Short task: Sift the listing for lines that hold the string "complexity" and pull them out.

Given data:
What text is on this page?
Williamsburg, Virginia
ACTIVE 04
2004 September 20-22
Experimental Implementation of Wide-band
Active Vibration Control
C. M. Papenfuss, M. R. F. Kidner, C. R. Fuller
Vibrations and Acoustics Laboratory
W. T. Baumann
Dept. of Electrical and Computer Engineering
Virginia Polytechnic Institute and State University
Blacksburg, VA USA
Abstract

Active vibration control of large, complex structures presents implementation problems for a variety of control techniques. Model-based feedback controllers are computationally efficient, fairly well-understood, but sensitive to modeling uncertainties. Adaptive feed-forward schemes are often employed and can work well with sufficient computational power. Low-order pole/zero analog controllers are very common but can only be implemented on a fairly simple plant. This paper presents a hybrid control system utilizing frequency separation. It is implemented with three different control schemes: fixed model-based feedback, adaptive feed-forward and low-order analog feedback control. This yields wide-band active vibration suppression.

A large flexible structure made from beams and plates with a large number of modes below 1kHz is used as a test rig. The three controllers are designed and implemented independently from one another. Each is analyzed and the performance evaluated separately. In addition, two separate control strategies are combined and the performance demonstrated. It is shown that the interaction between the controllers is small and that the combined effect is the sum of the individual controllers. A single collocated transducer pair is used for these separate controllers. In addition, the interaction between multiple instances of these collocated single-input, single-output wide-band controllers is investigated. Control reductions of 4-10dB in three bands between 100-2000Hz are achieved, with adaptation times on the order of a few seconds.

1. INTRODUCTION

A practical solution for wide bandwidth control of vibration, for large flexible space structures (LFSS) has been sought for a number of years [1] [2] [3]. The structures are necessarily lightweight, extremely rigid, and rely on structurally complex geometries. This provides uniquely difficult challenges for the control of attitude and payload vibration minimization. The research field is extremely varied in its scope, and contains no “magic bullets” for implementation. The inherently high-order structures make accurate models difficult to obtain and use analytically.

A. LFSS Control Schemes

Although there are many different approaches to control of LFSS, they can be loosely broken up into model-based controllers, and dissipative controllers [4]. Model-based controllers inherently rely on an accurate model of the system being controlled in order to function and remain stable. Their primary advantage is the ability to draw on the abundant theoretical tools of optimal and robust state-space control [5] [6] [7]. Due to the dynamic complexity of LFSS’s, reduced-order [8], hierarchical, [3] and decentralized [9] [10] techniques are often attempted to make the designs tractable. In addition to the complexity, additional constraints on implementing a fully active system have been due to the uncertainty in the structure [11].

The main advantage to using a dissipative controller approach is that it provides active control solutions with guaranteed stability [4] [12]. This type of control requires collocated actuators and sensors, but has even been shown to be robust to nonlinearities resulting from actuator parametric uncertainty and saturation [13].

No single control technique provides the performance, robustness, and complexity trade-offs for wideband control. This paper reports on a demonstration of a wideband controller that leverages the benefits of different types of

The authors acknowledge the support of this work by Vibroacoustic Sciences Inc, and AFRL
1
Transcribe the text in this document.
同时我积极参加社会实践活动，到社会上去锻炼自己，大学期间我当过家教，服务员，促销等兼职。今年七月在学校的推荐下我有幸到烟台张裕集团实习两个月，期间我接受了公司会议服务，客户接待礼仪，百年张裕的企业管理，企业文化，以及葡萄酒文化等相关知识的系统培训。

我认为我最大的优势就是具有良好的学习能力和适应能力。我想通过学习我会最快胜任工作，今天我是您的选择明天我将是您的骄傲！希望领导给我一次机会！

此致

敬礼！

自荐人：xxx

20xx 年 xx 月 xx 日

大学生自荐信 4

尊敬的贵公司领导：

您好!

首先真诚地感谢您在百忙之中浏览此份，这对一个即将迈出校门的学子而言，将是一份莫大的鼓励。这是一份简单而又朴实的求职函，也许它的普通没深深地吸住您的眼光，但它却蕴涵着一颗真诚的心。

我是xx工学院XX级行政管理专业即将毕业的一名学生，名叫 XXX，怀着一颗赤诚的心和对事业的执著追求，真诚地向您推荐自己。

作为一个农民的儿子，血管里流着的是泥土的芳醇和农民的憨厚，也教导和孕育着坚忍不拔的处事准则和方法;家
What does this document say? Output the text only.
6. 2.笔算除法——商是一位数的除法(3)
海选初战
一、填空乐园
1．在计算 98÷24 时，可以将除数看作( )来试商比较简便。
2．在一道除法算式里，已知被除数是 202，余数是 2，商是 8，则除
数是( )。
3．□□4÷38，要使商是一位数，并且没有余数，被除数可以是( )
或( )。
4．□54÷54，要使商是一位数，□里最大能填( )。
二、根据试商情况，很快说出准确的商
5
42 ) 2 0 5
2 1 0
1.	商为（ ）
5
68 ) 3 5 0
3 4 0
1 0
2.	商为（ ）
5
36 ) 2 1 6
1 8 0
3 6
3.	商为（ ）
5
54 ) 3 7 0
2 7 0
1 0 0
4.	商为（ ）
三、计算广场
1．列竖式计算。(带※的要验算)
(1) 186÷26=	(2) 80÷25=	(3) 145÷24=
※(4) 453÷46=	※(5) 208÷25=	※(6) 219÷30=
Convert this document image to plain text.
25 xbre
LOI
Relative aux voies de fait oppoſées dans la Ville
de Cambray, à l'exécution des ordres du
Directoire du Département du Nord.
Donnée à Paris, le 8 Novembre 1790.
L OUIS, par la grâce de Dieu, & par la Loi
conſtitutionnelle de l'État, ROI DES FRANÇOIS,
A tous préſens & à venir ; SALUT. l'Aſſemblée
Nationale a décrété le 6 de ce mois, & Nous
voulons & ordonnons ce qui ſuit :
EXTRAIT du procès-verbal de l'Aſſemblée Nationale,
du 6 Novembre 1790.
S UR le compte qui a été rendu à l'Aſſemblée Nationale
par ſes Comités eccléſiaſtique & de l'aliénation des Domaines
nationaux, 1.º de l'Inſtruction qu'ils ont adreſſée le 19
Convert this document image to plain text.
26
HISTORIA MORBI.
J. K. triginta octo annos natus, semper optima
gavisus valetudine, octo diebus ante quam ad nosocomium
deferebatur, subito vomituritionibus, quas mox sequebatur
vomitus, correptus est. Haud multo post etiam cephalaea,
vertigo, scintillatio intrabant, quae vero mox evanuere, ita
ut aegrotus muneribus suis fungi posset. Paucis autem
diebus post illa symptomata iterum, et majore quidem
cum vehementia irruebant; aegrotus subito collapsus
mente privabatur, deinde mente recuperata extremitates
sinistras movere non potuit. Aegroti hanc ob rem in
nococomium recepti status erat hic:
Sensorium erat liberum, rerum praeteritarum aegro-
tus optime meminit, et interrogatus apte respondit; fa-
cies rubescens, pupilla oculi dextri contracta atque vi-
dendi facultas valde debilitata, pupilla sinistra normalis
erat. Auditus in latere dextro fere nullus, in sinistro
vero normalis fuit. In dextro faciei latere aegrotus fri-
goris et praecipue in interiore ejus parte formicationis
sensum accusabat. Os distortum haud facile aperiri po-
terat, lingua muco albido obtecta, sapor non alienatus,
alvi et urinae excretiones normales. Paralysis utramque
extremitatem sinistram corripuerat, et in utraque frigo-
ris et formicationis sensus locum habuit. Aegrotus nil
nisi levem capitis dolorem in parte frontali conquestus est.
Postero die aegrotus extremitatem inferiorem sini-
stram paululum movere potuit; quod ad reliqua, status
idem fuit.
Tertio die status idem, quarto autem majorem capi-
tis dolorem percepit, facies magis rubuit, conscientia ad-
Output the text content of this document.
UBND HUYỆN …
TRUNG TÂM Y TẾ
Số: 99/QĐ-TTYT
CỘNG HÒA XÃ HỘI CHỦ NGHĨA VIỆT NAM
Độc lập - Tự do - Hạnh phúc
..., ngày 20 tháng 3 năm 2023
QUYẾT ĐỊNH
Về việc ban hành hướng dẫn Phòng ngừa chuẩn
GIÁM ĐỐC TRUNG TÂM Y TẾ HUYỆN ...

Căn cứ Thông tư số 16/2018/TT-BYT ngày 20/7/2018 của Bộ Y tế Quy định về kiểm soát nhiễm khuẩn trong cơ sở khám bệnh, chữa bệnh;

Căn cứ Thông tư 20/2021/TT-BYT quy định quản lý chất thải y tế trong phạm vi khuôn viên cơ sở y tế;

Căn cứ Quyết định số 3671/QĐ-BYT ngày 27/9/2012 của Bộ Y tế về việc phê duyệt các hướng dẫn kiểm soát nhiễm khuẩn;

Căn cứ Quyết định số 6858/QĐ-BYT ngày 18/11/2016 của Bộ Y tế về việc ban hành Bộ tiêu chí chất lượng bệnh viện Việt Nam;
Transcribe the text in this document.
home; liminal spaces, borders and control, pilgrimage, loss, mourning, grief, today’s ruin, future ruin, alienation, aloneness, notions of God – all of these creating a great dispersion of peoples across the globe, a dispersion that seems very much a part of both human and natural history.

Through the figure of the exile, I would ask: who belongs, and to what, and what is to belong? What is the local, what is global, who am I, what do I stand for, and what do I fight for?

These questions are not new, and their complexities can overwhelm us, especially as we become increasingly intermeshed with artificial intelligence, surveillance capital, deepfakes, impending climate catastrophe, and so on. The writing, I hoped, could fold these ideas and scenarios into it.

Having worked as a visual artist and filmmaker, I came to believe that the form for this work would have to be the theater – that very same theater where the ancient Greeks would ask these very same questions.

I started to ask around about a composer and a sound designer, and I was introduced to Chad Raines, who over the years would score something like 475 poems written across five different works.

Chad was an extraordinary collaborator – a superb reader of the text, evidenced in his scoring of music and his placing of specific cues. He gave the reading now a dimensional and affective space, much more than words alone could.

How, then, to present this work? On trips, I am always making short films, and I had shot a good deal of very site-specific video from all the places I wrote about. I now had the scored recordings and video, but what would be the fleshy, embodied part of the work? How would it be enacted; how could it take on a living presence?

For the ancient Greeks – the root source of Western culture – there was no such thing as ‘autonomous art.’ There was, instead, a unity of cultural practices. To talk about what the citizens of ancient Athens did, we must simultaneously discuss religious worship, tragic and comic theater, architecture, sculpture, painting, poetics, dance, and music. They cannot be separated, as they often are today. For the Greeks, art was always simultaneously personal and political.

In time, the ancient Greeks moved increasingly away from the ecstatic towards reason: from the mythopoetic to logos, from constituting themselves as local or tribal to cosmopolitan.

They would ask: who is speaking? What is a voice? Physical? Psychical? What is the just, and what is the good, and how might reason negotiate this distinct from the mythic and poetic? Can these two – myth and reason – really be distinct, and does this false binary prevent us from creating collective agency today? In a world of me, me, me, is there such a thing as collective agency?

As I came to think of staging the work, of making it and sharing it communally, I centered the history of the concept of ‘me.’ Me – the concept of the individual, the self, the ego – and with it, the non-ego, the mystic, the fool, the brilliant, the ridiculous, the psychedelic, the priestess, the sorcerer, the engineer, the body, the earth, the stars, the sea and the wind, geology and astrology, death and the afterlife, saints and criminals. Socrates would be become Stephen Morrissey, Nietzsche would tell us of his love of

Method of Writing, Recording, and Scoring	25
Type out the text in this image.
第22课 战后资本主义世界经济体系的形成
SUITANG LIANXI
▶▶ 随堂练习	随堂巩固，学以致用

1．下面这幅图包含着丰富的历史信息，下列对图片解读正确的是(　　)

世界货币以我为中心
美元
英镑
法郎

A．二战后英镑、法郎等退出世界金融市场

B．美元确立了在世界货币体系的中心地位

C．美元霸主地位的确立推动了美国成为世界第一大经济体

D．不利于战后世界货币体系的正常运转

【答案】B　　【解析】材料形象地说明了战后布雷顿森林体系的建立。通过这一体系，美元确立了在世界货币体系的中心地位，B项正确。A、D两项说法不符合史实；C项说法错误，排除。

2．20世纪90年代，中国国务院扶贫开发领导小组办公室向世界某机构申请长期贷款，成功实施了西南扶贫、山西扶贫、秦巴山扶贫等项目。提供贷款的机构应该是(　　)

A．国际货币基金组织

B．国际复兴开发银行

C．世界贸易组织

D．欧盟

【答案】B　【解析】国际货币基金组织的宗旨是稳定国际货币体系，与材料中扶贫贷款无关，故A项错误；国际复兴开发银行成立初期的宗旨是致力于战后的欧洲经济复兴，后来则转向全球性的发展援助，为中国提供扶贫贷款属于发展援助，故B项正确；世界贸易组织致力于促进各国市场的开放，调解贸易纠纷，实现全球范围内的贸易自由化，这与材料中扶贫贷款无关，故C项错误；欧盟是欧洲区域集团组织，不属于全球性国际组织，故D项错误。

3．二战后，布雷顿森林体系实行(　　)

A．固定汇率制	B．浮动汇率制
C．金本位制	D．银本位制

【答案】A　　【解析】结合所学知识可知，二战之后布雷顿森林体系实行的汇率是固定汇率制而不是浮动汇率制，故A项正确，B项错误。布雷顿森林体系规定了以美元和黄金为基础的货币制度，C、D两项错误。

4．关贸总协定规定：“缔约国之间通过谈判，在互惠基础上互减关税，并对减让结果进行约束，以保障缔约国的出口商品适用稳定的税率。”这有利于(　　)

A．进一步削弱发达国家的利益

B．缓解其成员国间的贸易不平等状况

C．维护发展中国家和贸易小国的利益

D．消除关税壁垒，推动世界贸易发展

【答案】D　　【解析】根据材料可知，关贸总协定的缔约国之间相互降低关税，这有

Written solution:
Although there are many different approaches to control of LFSS, they can be loosely broken up into model-based controllers, and dissipative controllers [4]. Model-based controllers inherently rely on an accurate model of the system being controlled in order to function and remain stable. Their primary advantage is the ability to draw on the abundant theoretical tools of optimal and robust state-space control [5] [6] [7]. Due to the dynamic complexity of LFSS’s, reduced-order [8], hierarchical, [3] and decentralized [9] [10] techniques are often attempted to make the designs tractable. In addition to the complexity, additional constraints on implementing a fully active system have been due to the uncertainty in the structure [11].
No single control technique provides the performance, robustness, and complexity trade-offs for wideband control. This paper reports on a demonstration of a wideband controller that leverages the benefits of different types of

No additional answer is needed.